==== Data supplied

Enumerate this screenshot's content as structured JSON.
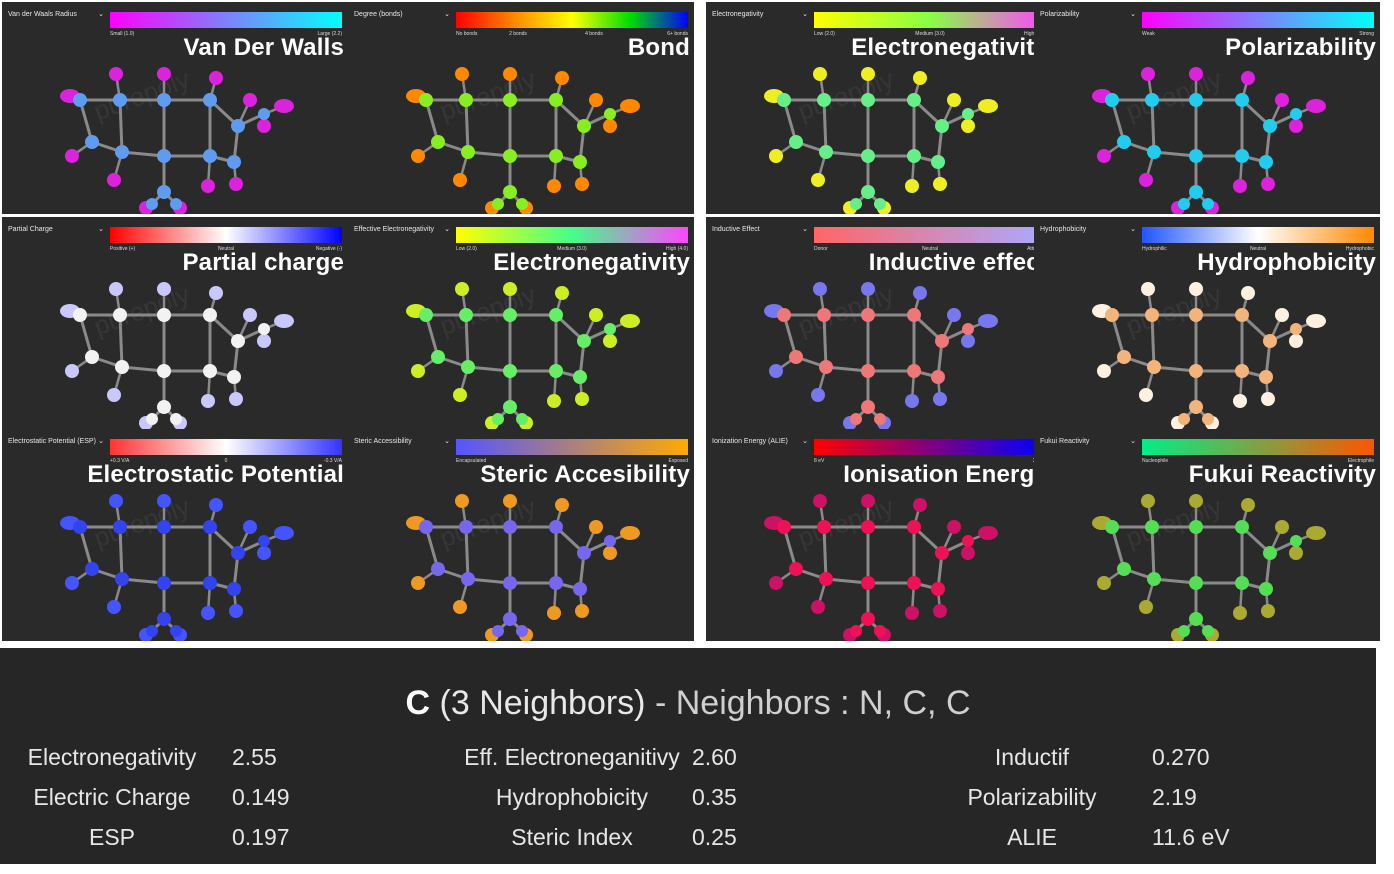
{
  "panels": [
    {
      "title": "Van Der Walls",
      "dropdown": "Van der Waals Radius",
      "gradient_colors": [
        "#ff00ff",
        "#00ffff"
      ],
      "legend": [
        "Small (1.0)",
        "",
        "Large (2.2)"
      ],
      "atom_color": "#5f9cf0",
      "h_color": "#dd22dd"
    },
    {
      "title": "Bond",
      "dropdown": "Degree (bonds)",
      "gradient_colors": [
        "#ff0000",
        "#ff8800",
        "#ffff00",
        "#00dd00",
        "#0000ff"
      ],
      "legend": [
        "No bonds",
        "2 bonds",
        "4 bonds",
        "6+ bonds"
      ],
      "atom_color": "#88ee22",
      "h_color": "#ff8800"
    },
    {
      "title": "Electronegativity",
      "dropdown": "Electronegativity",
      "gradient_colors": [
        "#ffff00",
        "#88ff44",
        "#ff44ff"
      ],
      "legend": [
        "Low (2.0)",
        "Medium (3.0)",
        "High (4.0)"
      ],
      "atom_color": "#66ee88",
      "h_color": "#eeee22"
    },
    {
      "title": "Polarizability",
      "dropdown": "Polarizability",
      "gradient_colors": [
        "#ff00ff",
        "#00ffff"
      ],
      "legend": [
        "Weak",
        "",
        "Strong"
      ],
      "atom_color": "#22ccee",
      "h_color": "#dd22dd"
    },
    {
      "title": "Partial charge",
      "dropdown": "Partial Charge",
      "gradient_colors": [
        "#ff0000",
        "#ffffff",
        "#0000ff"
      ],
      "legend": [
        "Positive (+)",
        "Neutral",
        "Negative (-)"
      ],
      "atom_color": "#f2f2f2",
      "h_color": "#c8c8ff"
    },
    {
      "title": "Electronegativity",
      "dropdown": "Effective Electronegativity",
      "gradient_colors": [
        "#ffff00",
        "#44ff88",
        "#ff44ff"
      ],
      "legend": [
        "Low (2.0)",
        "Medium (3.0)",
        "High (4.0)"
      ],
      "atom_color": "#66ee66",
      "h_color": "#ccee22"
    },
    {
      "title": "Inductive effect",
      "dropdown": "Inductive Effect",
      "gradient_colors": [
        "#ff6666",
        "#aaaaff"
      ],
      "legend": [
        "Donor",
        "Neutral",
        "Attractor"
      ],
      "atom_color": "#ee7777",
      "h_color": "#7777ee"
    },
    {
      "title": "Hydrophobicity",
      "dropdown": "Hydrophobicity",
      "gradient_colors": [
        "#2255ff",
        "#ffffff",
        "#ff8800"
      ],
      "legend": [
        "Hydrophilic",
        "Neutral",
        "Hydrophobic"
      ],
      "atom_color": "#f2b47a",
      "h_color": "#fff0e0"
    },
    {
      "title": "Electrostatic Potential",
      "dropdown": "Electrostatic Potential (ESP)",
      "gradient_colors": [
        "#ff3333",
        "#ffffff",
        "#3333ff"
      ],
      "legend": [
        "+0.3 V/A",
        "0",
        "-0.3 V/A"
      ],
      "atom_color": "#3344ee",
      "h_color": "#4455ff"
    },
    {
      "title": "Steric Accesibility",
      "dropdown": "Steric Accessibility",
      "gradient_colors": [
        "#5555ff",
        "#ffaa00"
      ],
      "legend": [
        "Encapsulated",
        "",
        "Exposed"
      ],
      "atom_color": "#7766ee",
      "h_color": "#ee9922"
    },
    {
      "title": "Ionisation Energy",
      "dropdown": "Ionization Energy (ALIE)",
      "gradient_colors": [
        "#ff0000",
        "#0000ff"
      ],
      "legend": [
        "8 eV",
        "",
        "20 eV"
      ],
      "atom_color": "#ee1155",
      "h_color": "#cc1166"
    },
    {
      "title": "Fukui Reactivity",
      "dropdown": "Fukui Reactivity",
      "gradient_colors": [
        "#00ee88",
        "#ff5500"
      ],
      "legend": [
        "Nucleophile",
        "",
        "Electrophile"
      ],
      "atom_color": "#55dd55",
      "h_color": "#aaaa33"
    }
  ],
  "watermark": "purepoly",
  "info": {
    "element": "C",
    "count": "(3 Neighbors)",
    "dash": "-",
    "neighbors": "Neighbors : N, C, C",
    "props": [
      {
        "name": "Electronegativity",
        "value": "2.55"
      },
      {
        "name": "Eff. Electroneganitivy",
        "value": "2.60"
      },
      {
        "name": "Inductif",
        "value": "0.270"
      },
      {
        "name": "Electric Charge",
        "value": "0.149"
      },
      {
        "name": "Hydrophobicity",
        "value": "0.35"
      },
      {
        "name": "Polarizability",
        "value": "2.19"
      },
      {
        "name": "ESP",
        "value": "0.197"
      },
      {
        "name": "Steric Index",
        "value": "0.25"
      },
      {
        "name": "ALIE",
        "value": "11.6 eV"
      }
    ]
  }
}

========
==== Data supplied

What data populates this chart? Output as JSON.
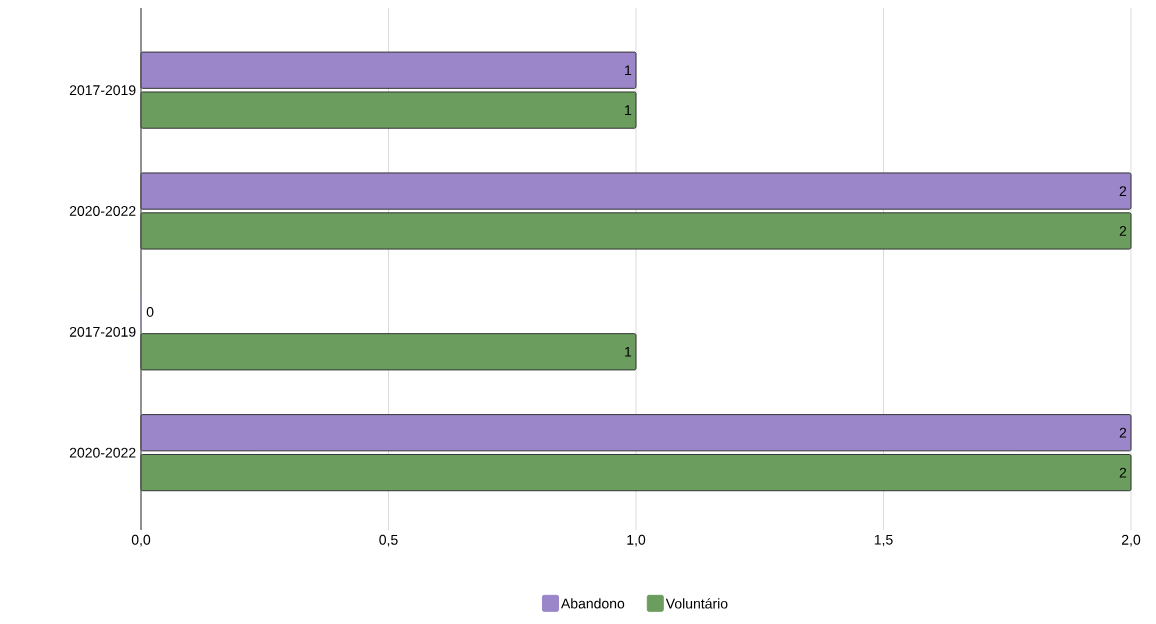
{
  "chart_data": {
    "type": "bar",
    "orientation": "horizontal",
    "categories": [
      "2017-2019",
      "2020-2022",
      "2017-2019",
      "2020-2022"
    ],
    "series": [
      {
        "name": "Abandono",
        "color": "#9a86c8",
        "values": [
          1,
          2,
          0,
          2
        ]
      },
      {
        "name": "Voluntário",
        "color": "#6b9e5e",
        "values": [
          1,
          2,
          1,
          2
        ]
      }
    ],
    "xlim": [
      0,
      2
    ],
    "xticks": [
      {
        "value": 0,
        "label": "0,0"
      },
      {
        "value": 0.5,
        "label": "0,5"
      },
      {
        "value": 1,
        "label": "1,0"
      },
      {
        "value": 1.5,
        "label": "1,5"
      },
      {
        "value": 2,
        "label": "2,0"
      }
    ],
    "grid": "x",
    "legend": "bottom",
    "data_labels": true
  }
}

========

Go through the listing above line by line and say how many lines hold the word "bonds". Reply with that number only.

> [Result]: 5